Directions:
Give every line of the material again, exactly as written.

Records shown:
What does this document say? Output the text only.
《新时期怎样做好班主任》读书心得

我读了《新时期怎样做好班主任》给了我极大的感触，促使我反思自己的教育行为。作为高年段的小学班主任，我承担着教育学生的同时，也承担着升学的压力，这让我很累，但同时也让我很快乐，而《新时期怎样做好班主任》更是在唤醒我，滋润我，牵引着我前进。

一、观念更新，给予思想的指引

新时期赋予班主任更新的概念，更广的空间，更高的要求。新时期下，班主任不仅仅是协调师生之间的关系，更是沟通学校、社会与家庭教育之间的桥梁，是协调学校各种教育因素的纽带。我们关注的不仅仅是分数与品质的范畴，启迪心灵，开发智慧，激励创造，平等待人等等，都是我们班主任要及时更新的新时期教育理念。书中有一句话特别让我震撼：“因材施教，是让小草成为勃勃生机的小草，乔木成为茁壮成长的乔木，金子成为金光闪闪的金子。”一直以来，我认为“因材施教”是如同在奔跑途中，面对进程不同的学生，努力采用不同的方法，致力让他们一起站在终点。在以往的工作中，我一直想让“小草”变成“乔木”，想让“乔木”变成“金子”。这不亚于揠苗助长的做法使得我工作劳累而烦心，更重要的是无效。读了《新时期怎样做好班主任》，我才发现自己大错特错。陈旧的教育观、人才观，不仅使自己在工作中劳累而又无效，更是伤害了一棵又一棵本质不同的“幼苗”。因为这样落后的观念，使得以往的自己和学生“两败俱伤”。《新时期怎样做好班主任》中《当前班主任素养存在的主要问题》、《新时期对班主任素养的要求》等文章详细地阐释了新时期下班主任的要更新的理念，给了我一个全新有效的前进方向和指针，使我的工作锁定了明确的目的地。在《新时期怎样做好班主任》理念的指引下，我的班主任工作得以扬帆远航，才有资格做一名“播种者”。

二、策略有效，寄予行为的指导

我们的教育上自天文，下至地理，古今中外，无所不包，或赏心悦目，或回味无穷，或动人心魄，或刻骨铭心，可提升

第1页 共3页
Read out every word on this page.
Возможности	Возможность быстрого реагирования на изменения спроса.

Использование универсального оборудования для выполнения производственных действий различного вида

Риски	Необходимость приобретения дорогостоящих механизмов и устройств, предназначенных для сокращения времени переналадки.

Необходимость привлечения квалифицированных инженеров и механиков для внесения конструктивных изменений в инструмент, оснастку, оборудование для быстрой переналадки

Worked solution:
What does this document say? Output the text only.
《新时期怎样做好班主任》读书心得

我读了《新时期怎样做好班主任》给了我极大的感触，促使我反思自己的教育行为。作为高年段的小学班主任，我承担着教育学生的同时，也承担着升学的压力，这让我很累，但同时也让我很快乐，而《新时期怎样做好班主任》更是在唤醒我，滋润我，牵引着我前进。

一、观念更新，给予思想的指引

新时期赋予班主任更新的概念，更广的空间，更高的要求。新时期下，班主任不仅仅是协调师生之间的关系，更是沟通学校、社会与家庭教育之间的桥梁，是协调学校各种教育因素的纽带。我们关注的不仅仅是分数与品质的范畴，启迪心灵，开发智慧，激励创造，平等待人等等，都是我们班主任要及时更新的新时期教育理念。书中有一句话特别让我震撼：“因材施教，是让小草成为勃勃生机的小草，乔木成为茁壮成长的乔木，金子成为金光闪闪的金子。”一直以来，我认为“因材施教”是如同在奔跑途中，面对进程不同的学生，努力采用不同的方法，致力让他们一起站在终点。在以往的工作中，我一直想让“小草”变成“乔木”，想让“乔木”变成“金子”。这不亚于揠苗助长的做法使得我工作劳累而烦心，更重要的是无效。读了《新时期怎样做好班主任》，我才发现自己大错特错。陈旧的教育观、人才观，不仅使自己在工作中劳累而又无效，更是伤害了一棵又一棵本质不同的“幼苗”。因为这样落后的观念，使得以往的自己和学生“两败俱伤”。《新时期怎样做好班主任》中《当前班主任素养存在的主要问题》、《新时期对班主任素养的要求》等文章详细地阐释了新时期下班主任的要更新的理念，给了我一个全新有效的前进方向和指针，使我的工作锁定了明确的目的地。在《新时期怎样做好班主任》理念的指引下，我的班主任工作得以扬帆远航，才有资格做一名“播种者”。

二、策略有效，寄予行为的指导

我们的教育上自天文，下至地理，古今中外，无所不包，或赏心悦目，或回味无穷，或动人心魄，或刻骨铭心，可提升

第1页 共3页
Read out every word on this page.
Возможности	Возможность быстрого реагирования на изменения спроса.

Использование универсального оборудования для выполнения производственных действий различного вида

Риски	Необходимость приобретения дорогостоящих механизмов и устройств, предназначенных для сокращения времени переналадки.

Необходимость привлечения квалифицированных инженеров и механиков для внесения конструктивных изменений в инструмент, оснастку, оборудование для быстрой переналадки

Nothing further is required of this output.